(Aim)
Repeat each line of the material exactly.

(Supplied material)
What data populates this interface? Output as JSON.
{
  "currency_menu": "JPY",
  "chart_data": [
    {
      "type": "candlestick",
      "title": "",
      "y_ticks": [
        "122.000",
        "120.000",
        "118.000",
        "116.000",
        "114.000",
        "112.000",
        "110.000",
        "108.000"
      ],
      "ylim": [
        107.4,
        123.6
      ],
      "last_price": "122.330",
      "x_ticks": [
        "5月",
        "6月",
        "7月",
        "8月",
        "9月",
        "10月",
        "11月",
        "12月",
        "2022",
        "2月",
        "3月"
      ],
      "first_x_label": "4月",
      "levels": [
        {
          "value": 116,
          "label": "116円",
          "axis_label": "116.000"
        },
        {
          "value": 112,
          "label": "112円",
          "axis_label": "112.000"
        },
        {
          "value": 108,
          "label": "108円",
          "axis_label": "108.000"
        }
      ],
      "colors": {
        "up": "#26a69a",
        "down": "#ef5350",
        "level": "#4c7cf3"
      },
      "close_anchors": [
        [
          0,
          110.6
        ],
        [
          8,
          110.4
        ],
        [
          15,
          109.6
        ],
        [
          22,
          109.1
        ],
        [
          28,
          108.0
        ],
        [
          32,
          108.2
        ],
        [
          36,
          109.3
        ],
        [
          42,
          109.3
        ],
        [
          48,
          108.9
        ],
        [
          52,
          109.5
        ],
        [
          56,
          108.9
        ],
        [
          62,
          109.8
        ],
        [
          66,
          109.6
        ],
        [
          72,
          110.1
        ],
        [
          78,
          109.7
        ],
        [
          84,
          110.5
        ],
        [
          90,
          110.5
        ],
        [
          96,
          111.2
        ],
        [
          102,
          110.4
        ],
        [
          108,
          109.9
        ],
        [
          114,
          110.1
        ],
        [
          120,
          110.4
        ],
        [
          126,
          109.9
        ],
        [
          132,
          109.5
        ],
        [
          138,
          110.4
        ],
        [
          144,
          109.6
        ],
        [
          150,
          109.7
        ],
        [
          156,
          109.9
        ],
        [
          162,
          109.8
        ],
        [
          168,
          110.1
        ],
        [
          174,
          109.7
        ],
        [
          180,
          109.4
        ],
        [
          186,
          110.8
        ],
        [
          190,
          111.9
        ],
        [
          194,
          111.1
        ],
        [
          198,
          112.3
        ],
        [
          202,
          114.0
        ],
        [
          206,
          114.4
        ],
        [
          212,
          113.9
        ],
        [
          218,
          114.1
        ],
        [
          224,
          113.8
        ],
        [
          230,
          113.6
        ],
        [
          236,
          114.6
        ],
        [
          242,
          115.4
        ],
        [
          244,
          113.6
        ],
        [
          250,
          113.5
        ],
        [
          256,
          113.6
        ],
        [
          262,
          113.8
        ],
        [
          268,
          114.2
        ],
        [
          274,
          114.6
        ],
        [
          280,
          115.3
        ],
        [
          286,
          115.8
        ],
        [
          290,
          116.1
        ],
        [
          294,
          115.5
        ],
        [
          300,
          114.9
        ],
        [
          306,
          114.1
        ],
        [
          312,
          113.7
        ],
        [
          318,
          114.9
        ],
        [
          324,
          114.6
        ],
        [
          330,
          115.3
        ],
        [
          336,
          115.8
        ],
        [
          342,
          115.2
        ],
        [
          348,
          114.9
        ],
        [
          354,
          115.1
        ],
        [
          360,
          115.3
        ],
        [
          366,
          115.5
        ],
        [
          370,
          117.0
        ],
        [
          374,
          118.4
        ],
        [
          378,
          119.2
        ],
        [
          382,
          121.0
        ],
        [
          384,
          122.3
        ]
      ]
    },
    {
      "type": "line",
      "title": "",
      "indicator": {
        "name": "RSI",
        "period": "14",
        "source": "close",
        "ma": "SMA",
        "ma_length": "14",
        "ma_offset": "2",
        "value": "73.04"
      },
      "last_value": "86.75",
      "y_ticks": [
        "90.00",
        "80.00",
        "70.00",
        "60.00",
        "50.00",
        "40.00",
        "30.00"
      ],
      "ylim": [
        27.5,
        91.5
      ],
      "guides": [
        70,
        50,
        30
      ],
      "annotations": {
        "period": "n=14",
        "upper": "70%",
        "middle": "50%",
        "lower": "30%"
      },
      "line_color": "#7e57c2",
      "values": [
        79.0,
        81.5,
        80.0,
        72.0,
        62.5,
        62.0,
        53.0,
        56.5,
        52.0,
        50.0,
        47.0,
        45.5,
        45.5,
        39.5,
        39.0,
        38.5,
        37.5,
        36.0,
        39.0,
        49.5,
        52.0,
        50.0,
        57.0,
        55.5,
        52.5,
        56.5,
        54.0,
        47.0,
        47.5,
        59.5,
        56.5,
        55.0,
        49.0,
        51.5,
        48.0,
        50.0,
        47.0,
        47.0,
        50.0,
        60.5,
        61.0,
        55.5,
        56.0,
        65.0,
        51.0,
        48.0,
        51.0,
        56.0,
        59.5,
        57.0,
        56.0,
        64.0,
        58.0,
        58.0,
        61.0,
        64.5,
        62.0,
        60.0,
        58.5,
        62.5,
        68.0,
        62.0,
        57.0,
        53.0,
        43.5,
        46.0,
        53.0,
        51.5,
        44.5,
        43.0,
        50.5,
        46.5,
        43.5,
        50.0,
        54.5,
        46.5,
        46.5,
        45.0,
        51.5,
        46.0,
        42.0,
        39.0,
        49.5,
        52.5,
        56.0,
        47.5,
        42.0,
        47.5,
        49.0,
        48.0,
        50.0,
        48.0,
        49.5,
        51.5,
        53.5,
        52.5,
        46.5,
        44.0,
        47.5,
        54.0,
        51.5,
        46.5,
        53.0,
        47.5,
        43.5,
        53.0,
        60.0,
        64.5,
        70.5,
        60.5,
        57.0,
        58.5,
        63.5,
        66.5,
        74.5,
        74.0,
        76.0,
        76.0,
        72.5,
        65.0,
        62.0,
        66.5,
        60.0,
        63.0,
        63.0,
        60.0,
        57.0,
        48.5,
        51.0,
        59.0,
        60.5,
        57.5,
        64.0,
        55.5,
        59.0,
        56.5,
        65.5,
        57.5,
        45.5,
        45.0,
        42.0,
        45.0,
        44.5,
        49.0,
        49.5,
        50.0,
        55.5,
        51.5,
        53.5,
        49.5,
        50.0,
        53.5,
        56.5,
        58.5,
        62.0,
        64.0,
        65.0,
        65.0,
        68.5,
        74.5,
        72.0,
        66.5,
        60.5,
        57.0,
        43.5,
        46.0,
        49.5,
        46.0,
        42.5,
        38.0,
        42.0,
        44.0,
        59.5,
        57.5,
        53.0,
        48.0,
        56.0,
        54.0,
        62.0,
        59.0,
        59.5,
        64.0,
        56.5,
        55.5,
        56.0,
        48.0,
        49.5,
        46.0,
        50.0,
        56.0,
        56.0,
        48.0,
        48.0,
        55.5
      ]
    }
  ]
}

(Finished exercise)
What data populates this interface? Output as JSON.
{
  "currency_menu": "JPY",
  "chart_data": [
    {
      "type": "candlestick",
      "title": "",
      "y_ticks": [
        "122.000",
        "120.000",
        "118.000",
        "116.000",
        "114.000",
        "112.000",
        "110.000",
        "108.000"
      ],
      "ylim": [
        107.4,
        123.6
      ],
      "last_price": "122.330",
      "x_ticks": [
        "5月",
        "6月",
        "7月",
        "8月",
        "9月",
        "10月",
        "11月",
        "12月",
        "2022",
        "2月",
        "3月"
      ],
      "first_x_label": "4月",
      "levels": [
        {
          "value": 116,
          "label": "116円",
          "axis_label": "116.000"
        },
        {
          "value": 112,
          "label": "112円",
          "axis_label": "112.000"
        },
        {
          "value": 108,
          "label": "108円",
          "axis_label": "108.000"
        }
      ],
      "colors": {
        "up": "#26a69a",
        "down": "#ef5350",
        "level": "#4c7cf3"
      },
      "close_anchors": [
        [
          0,
          110.6
        ],
        [
          8,
          110.4
        ],
        [
          15,
          109.6
        ],
        [
          22,
          109.1
        ],
        [
          28,
          108.0
        ],
        [
          32,
          108.2
        ],
        [
          36,
          109.3
        ],
        [
          42,
          109.3
        ],
        [
          48,
          108.9
        ],
        [
          52,
          109.5
        ],
        [
          56,
          108.9
        ],
        [
          62,
          109.8
        ],
        [
          66,
          109.6
        ],
        [
          72,
          110.1
        ],
        [
          78,
          109.7
        ],
        [
          84,
          110.5
        ],
        [
          90,
          110.5
        ],
        [
          96,
          111.2
        ],
        [
          102,
          110.4
        ],
        [
          108,
          109.9
        ],
        [
          114,
          110.1
        ],
        [
          120,
          110.4
        ],
        [
          126,
          109.9
        ],
        [
          132,
          109.5
        ],
        [
          138,
          110.4
        ],
        [
          144,
          109.6
        ],
        [
          150,
          109.7
        ],
        [
          156,
          109.9
        ],
        [
          162,
          109.8
        ],
        [
          168,
          110.1
        ],
        [
          174,
          109.7
        ],
        [
          180,
          109.4
        ],
        [
          186,
          110.8
        ],
        [
          190,
          111.9
        ],
        [
          194,
          111.1
        ],
        [
          198,
          112.3
        ],
        [
          202,
          114.0
        ],
        [
          206,
          114.4
        ],
        [
          212,
          113.9
        ],
        [
          218,
          114.1
        ],
        [
          224,
          113.8
        ],
        [
          230,
          113.6
        ],
        [
          236,
          114.6
        ],
        [
          242,
          115.4
        ],
        [
          244,
          113.6
        ],
        [
          250,
          113.5
        ],
        [
          256,
          113.6
        ],
        [
          262,
          113.8
        ],
        [
          268,
          114.2
        ],
        [
          274,
          114.6
        ],
        [
          280,
          115.3
        ],
        [
          286,
          115.8
        ],
        [
          290,
          116.1
        ],
        [
          294,
          115.5
        ],
        [
          300,
          114.9
        ],
        [
          306,
          114.1
        ],
        [
          312,
          113.7
        ],
        [
          318,
          114.9
        ],
        [
          324,
          114.6
        ],
        [
          330,
          115.3
        ],
        [
          336,
          115.8
        ],
        [
          342,
          115.2
        ],
        [
          348,
          114.9
        ],
        [
          354,
          115.1
        ],
        [
          360,
          115.3
        ],
        [
          366,
          115.5
        ],
        [
          370,
          117.0
        ],
        [
          374,
          118.4
        ],
        [
          378,
          119.2
        ],
        [
          382,
          121.0
        ],
        [
          384,
          122.3
        ]
      ]
    },
    {
      "type": "line",
      "title": "",
      "indicator": {
        "name": "RSI",
        "period": "14",
        "source": "close",
        "ma": "SMA",
        "ma_length": "14",
        "ma_offset": "2",
        "value": "73.04"
      },
      "last_value": "86.75",
      "y_ticks": [
        "90.00",
        "80.00",
        "70.00",
        "60.00",
        "50.00",
        "40.00",
        "30.00"
      ],
      "ylim": [
        27.5,
        91.5
      ],
      "guides": [
        70,
        50,
        30
      ],
      "annotations": {
        "period": "n=14",
        "upper": "70%",
        "middle": "50%",
        "lower": "30%"
      },
      "line_color": "#7e57c2",
      "values": [
        79.0,
        81.5,
        80.0,
        72.0,
        62.5,
        62.0,
        53.0,
        56.5,
        52.0,
        50.0,
        47.0,
        45.5,
        45.5,
        39.5,
        39.0,
        38.5,
        37.5,
        36.0,
        39.0,
        49.5,
        52.0,
        50.0,
        57.0,
        55.5,
        52.5,
        56.5,
        54.0,
        47.0,
        47.5,
        59.5,
        56.5,
        55.0,
        49.0,
        51.5,
        48.0,
        50.0,
        47.0,
        47.0,
        50.0,
        60.5,
        61.0,
        55.5,
        56.0,
        65.0,
        51.0,
        48.0,
        51.0,
        56.0,
        59.5,
        57.0,
        56.0,
        64.0,
        58.0,
        58.0,
        61.0,
        64.5,
        62.0,
        60.0,
        58.5,
        62.5,
        68.0,
        62.0,
        57.0,
        53.0,
        43.5,
        46.0,
        53.0,
        51.5,
        44.5,
        43.0,
        50.5,
        46.5,
        43.5,
        50.0,
        54.5,
        46.5,
        46.5,
        45.0,
        51.5,
        46.0,
        42.0,
        39.0,
        49.5,
        52.5,
        56.0,
        47.5,
        42.0,
        47.5,
        49.0,
        48.0,
        50.0,
        48.0,
        49.5,
        51.5,
        53.5,
        52.5,
        46.5,
        44.0,
        47.5,
        54.0,
        51.5,
        46.5,
        53.0,
        47.5,
        43.5,
        53.0,
        60.0,
        64.5,
        70.5,
        60.5,
        57.0,
        58.5,
        63.5,
        66.5,
        74.5,
        74.0,
        76.0,
        76.0,
        72.5,
        65.0,
        62.0,
        66.5,
        60.0,
        63.0,
        63.0,
        60.0,
        57.0,
        48.5,
        51.0,
        59.0,
        60.5,
        57.5,
        64.0,
        55.5,
        59.0,
        56.5,
        65.5,
        57.5,
        45.5,
        45.0,
        42.0,
        45.0,
        44.5,
        49.0,
        49.5,
        50.0,
        55.5,
        51.5,
        53.5,
        49.5,
        50.0,
        53.5,
        56.5,
        58.5,
        62.0,
        64.0,
        65.0,
        65.0,
        68.5,
        74.5,
        72.0,
        66.5,
        60.5,
        57.0,
        43.5,
        46.0,
        49.5,
        46.0,
        42.5,
        38.0,
        42.0,
        44.0,
        59.5,
        57.5,
        53.0,
        48.0,
        56.0,
        54.0,
        62.0,
        59.0,
        59.5,
        64.0,
        56.5,
        55.5,
        56.0,
        48.0,
        49.5,
        46.0,
        50.0,
        56.0,
        56.0,
        48.0,
        48.0,
        55.5
      ]
    }
  ]
}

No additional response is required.